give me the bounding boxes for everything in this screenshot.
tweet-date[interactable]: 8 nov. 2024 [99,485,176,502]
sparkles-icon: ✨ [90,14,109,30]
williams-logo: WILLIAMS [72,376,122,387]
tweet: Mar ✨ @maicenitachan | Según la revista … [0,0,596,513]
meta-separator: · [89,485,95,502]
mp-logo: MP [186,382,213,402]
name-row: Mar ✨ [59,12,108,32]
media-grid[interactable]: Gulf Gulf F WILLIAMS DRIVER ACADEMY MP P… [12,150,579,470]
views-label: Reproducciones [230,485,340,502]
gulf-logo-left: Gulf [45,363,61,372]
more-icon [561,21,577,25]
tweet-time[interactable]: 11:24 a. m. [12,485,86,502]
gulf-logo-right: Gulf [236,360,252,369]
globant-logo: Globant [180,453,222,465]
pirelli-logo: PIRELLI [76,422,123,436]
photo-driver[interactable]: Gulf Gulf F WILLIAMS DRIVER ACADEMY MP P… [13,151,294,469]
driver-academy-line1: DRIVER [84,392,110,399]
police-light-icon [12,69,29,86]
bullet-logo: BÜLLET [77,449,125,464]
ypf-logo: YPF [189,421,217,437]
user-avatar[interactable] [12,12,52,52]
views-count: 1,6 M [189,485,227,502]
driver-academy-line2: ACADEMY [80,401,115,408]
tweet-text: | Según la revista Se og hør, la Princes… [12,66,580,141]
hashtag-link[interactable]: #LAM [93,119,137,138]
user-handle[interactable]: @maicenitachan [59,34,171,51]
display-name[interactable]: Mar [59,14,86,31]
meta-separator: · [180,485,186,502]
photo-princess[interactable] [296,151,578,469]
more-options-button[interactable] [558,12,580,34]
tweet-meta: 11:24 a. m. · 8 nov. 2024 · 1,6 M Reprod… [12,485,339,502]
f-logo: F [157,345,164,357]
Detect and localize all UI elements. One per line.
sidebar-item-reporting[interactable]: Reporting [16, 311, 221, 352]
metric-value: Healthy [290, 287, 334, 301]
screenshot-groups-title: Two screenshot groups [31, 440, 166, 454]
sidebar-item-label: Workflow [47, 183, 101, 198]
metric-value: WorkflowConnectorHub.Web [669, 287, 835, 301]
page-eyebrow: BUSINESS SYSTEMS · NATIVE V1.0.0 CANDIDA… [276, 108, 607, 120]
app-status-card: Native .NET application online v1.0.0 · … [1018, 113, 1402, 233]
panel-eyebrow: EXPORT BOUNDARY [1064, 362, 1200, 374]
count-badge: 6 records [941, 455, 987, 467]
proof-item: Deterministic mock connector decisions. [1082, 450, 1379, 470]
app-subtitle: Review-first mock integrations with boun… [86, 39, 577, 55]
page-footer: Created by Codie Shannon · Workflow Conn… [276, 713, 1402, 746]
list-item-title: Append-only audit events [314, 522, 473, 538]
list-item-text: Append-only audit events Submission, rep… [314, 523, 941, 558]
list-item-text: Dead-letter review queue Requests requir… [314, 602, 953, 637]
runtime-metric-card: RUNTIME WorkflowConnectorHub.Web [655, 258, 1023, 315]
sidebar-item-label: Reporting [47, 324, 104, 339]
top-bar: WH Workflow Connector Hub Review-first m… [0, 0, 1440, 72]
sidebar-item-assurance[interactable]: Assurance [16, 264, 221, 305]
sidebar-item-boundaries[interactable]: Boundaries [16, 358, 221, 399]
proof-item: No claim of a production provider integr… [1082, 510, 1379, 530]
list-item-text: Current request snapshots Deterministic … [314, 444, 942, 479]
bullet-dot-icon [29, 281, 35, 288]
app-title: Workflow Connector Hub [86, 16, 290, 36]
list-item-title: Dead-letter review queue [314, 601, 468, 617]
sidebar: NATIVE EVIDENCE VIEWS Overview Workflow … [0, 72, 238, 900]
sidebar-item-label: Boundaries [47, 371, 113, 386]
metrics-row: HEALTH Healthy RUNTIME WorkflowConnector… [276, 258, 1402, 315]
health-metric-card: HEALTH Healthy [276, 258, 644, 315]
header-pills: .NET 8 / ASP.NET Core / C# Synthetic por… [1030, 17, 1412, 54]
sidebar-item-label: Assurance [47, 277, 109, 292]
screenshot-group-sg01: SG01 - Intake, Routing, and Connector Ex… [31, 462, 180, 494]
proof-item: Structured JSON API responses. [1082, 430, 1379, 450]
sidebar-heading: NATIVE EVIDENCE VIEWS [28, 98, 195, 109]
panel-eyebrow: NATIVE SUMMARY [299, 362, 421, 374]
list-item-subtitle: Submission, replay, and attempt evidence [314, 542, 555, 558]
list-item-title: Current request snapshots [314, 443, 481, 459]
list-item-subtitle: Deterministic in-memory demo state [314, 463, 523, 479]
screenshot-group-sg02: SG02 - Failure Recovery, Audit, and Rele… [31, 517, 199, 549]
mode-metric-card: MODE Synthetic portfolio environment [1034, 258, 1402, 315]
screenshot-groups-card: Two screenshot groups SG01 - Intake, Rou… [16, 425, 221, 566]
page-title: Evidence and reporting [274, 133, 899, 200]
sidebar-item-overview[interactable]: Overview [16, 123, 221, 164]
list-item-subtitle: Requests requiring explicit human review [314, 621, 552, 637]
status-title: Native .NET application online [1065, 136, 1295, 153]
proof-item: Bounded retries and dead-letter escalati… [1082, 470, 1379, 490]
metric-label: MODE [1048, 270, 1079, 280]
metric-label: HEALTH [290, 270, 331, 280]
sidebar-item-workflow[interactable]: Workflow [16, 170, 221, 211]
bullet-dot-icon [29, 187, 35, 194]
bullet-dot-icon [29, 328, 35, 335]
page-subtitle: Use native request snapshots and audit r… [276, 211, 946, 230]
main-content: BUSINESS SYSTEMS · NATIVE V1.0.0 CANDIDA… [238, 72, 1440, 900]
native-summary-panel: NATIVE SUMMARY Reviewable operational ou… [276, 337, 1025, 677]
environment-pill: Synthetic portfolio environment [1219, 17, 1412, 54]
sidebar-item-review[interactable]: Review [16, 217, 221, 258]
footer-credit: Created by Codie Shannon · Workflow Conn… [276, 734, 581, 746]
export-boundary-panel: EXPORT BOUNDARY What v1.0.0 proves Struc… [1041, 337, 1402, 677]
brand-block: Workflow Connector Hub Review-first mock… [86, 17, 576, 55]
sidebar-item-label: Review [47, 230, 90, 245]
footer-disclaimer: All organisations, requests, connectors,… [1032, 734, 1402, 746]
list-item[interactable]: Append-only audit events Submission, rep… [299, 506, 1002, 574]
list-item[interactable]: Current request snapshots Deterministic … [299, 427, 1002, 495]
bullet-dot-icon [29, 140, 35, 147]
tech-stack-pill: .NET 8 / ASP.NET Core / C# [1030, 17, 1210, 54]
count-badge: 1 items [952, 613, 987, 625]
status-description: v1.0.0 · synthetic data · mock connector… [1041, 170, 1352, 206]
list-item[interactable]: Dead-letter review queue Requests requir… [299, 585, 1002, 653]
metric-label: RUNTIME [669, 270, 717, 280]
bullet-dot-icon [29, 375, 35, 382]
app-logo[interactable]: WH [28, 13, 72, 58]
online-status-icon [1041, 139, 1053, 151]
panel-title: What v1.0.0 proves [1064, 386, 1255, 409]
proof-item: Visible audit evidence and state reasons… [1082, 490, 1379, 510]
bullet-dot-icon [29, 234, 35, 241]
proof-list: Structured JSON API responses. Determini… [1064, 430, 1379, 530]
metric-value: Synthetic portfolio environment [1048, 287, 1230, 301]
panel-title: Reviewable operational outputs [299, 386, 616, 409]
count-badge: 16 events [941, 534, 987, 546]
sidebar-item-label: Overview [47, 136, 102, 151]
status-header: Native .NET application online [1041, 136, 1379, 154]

= = = = = = =

_Your objective_:
Quote the entries from the very first line through the line with "more-icon [561,21,577,25]", including that line, with no change to any character.

_Result of the task_:
give me the bounding boxes for everything in this screenshot.
tweet-date[interactable]: 8 nov. 2024 [99,485,176,502]
sparkles-icon: ✨ [90,14,109,30]
williams-logo: WILLIAMS [72,376,122,387]
tweet: Mar ✨ @maicenitachan | Según la revista … [0,0,596,513]
meta-separator: · [89,485,95,502]
mp-logo: MP [186,382,213,402]
name-row: Mar ✨ [59,12,108,32]
media-grid[interactable]: Gulf Gulf F WILLIAMS DRIVER ACADEMY MP P… [12,150,579,470]
views-label: Reproducciones [230,485,340,502]
gulf-logo-left: Gulf [45,363,61,372]
more-icon [561,21,577,25]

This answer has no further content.